**PROBLEM STATEMENT**
Copy everything in the data below exactly except the pictures.

**EXERCISE INPUTS**
start

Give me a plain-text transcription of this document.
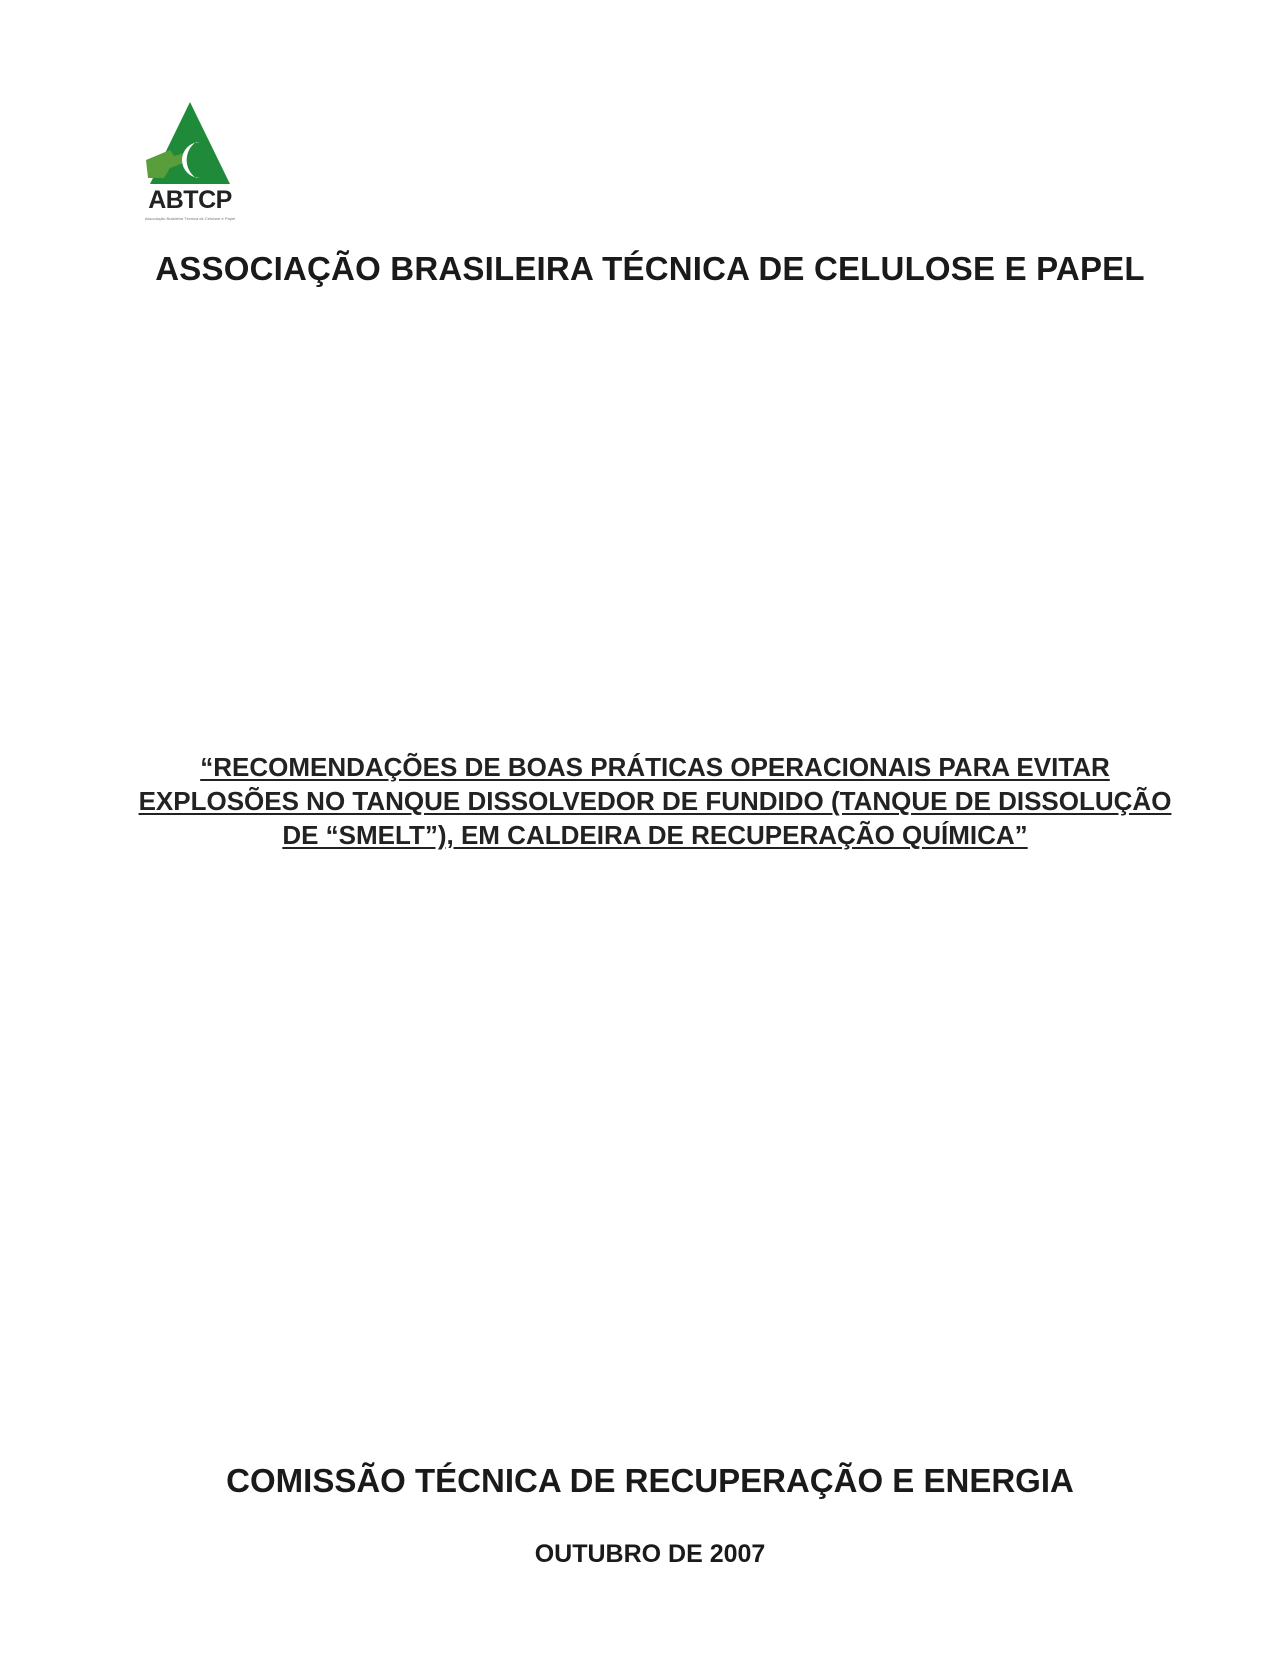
ABTCP
Associação Brasileira Técnica de Celulose e Papel
ASSOCIAÇÃO BRASILEIRA TÉCNICA DE CELULOSE E PAPEL
“RECOMENDAÇÕES DE BOAS PRÁTICAS OPERACIONAIS PARA EVITAR EXPLOSÕES NO TANQUE DISSOLVEDOR DE FUNDIDO (TANQUE DE DISSOLUÇÃO DE “SMELT”), EM CALDEIRA DE RECUPERAÇÃO QUÍMICA”
COMISSÃO TÉCNICA DE RECUPERAÇÃO E ENERGIA
OUTUBRO DE 2007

end

**WRITTEN REPLY**
Give me a plain-text transcription of this document.
ABTCP
Associação Brasileira Técnica de Celulose e Papel
ASSOCIAÇÃO BRASILEIRA TÉCNICA DE CELULOSE E PAPEL
“RECOMENDAÇÕES DE BOAS PRÁTICAS OPERACIONAIS PARA EVITAR EXPLOSÕES NO TANQUE DISSOLVEDOR DE FUNDIDO (TANQUE DE DISSOLUÇÃO DE “SMELT”), EM CALDEIRA DE RECUPERAÇÃO QUÍMICA”
COMISSÃO TÉCNICA DE RECUPERAÇÃO E ENERGIA
OUTUBRO DE 2007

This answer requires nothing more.